__The problem__: Your answer should be a single number: the count of lines holding the word "title".

— start Excerpted data —

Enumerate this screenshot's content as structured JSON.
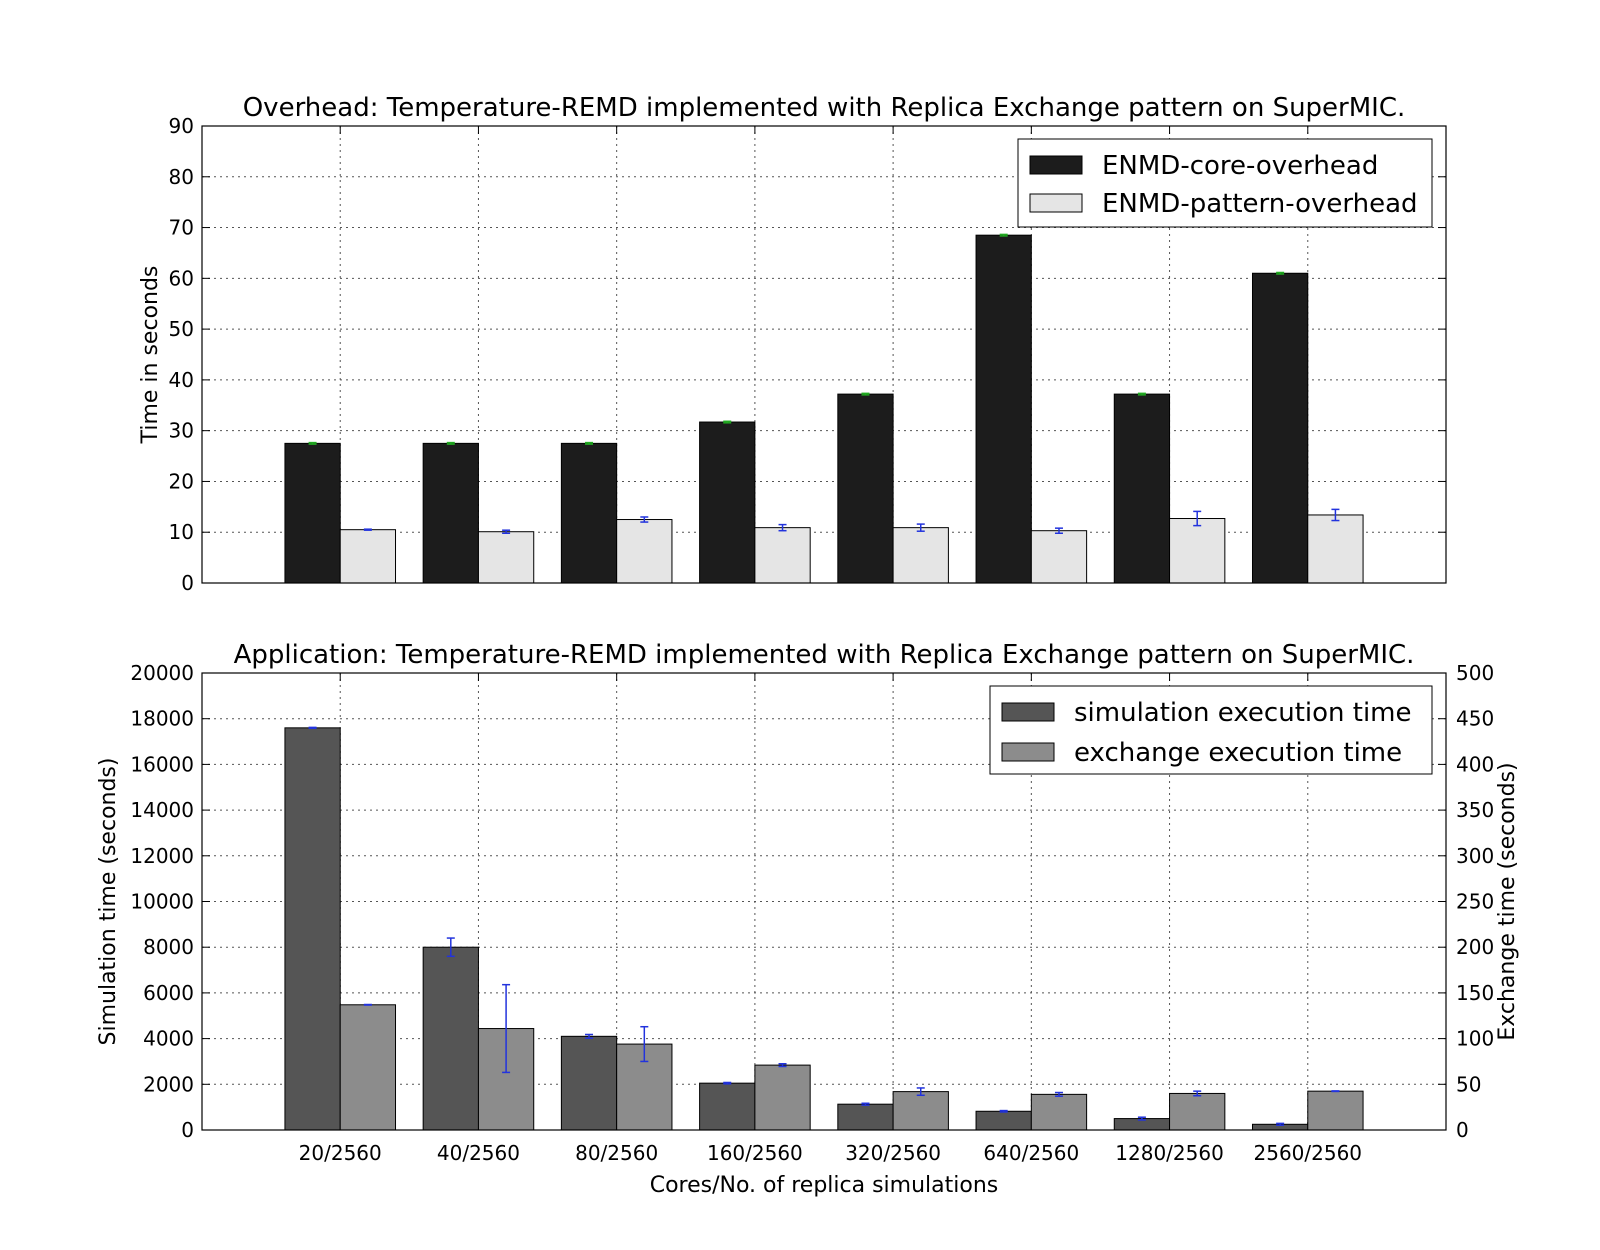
{
  "chart_data": [
    {
      "type": "bar",
      "title": "Overhead: Temperature-REMD implemented with Replica Exchange pattern on SuperMIC.",
      "ylabel": "Time in seconds",
      "xlabel": "",
      "ylim": [
        0,
        90
      ],
      "yticks": [
        0,
        10,
        20,
        30,
        40,
        50,
        60,
        70,
        80,
        90
      ],
      "categories": [
        "20/2560",
        "40/2560",
        "80/2560",
        "160/2560",
        "320/2560",
        "640/2560",
        "1280/2560",
        "2560/2560"
      ],
      "show_category_labels": false,
      "grid": true,
      "legend_position": "top-right",
      "series": [
        {
          "name": "ENMD-core-overhead",
          "color": "#1c1c1c",
          "errcolor": "#22aa22",
          "values": [
            27.5,
            27.5,
            27.5,
            31.7,
            37.2,
            68.5,
            37.2,
            61.0
          ],
          "errors": [
            0.15,
            0.15,
            0.15,
            0.15,
            0.15,
            0.15,
            0.15,
            0.15
          ]
        },
        {
          "name": "ENMD-pattern-overhead",
          "color": "#e5e5e5",
          "errcolor": "#2233dd",
          "values": [
            10.5,
            10.1,
            12.5,
            10.9,
            10.9,
            10.3,
            12.7,
            13.4
          ],
          "errors": [
            0.1,
            0.3,
            0.5,
            0.6,
            0.7,
            0.5,
            1.4,
            1.1
          ]
        }
      ]
    },
    {
      "type": "bar",
      "title": "Application: Temperature-REMD implemented with Replica Exchange pattern on SuperMIC.",
      "ylabel": "Simulation time (seconds)",
      "y2label": "Exchange time (seconds)",
      "xlabel": "Cores/No. of replica simulations",
      "ylim": [
        0,
        20000
      ],
      "y2lim": [
        0,
        500
      ],
      "yticks": [
        0,
        2000,
        4000,
        6000,
        8000,
        10000,
        12000,
        14000,
        16000,
        18000,
        20000
      ],
      "y2ticks": [
        0,
        50,
        100,
        150,
        200,
        250,
        300,
        350,
        400,
        450,
        500
      ],
      "categories": [
        "20/2560",
        "40/2560",
        "80/2560",
        "160/2560",
        "320/2560",
        "640/2560",
        "1280/2560",
        "2560/2560"
      ],
      "show_category_labels": true,
      "grid": true,
      "legend_position": "top-right",
      "series": [
        {
          "name": "simulation execution time",
          "axis": "left",
          "color": "#555555",
          "errcolor": "#2233dd",
          "values": [
            17600,
            8000,
            4100,
            2050,
            1130,
            820,
            500,
            250
          ],
          "errors": [
            20,
            400,
            80,
            30,
            40,
            30,
            60,
            40
          ]
        },
        {
          "name": "exchange execution time",
          "axis": "right",
          "color": "#8c8c8c",
          "errcolor": "#2233dd",
          "values": [
            137,
            111,
            94,
            71,
            42,
            39,
            40,
            42.5
          ],
          "errors": [
            0.3,
            48,
            19,
            1.5,
            4,
            2,
            2.5,
            0.3
          ]
        }
      ]
    }
  ]
}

— end Excerpted data —

__Solution below__: 2